Recorded information:
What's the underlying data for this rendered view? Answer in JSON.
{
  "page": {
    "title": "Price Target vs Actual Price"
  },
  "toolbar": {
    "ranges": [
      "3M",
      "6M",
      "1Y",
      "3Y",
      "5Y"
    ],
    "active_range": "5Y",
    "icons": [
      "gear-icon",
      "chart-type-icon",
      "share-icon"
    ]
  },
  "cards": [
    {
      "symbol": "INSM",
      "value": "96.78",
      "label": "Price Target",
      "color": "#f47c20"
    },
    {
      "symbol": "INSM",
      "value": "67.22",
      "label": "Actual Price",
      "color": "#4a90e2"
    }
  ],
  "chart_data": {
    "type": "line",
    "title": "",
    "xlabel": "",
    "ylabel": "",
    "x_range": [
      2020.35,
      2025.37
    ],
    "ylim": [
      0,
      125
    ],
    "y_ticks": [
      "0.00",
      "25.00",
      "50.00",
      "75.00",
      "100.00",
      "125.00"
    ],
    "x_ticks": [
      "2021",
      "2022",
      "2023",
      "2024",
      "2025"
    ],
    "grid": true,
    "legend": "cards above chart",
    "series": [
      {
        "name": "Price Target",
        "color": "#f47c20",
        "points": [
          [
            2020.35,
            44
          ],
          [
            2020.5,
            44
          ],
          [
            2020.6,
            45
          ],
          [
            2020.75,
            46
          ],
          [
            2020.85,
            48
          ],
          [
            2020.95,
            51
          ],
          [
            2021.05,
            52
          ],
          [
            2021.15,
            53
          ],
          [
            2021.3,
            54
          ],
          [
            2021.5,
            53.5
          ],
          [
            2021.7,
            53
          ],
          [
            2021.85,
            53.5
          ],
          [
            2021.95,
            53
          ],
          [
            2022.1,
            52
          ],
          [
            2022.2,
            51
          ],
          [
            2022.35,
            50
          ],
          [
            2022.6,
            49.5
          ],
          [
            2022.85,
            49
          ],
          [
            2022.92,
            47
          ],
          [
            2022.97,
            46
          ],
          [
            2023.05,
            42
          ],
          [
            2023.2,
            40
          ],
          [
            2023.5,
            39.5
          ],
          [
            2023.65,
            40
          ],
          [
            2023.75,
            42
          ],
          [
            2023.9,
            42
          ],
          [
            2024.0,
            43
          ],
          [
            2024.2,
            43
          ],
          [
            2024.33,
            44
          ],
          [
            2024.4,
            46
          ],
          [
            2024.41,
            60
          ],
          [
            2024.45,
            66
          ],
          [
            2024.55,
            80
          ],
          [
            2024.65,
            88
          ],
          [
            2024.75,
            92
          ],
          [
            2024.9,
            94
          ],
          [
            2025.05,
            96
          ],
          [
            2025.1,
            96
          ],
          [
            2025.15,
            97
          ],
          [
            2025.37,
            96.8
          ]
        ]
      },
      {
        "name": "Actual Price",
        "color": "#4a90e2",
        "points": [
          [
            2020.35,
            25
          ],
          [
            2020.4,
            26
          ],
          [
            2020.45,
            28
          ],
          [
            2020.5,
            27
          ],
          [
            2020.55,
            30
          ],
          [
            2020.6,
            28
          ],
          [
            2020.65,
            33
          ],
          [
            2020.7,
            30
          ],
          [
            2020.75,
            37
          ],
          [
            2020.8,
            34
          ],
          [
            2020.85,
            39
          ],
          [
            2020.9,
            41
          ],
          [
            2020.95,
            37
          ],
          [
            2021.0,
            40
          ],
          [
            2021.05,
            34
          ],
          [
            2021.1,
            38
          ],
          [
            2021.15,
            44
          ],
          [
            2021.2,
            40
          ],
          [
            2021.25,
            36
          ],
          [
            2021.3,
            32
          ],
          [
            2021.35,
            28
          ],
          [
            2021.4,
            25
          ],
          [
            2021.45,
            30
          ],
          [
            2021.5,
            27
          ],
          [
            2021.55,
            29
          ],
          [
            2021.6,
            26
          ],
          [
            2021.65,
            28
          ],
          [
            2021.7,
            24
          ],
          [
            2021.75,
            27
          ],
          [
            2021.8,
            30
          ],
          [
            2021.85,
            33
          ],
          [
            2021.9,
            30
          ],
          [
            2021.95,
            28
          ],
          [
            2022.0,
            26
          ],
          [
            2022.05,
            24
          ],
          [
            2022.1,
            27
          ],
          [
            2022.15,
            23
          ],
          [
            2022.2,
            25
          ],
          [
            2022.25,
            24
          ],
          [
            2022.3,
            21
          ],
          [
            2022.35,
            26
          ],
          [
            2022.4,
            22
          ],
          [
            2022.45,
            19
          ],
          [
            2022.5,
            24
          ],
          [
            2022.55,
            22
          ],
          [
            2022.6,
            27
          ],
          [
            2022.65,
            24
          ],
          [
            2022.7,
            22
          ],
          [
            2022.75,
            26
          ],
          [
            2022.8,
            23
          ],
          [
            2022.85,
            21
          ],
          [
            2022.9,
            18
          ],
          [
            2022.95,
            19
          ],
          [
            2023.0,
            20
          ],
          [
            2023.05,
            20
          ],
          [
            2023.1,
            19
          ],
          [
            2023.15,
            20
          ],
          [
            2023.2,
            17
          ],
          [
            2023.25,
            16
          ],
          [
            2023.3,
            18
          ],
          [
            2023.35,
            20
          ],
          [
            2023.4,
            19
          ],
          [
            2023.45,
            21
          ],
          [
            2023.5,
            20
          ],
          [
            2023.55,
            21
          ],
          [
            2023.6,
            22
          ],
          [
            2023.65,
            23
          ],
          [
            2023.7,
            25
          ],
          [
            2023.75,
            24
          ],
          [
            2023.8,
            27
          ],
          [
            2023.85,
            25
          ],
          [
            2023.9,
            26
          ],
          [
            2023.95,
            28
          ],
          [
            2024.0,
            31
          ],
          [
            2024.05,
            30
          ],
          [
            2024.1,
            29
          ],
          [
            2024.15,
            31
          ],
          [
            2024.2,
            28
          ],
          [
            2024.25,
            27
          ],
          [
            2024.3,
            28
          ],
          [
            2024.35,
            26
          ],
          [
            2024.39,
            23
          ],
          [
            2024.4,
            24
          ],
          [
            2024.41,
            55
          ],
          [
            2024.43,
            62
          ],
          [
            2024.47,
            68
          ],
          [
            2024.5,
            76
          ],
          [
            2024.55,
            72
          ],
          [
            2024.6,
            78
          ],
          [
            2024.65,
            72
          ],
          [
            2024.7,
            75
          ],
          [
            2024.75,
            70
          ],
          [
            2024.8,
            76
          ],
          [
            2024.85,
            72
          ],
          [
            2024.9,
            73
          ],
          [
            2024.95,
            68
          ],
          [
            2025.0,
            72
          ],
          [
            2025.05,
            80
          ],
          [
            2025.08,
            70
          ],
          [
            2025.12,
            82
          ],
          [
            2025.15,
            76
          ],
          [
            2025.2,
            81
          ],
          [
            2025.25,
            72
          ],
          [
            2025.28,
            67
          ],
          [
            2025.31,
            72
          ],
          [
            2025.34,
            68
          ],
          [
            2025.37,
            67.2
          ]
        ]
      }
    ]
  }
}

Exercise requirements: Track down every line with the word "title" and copy it.

Response to the exercise:
    "title": "Price Target vs Actual Price"
    "title": "",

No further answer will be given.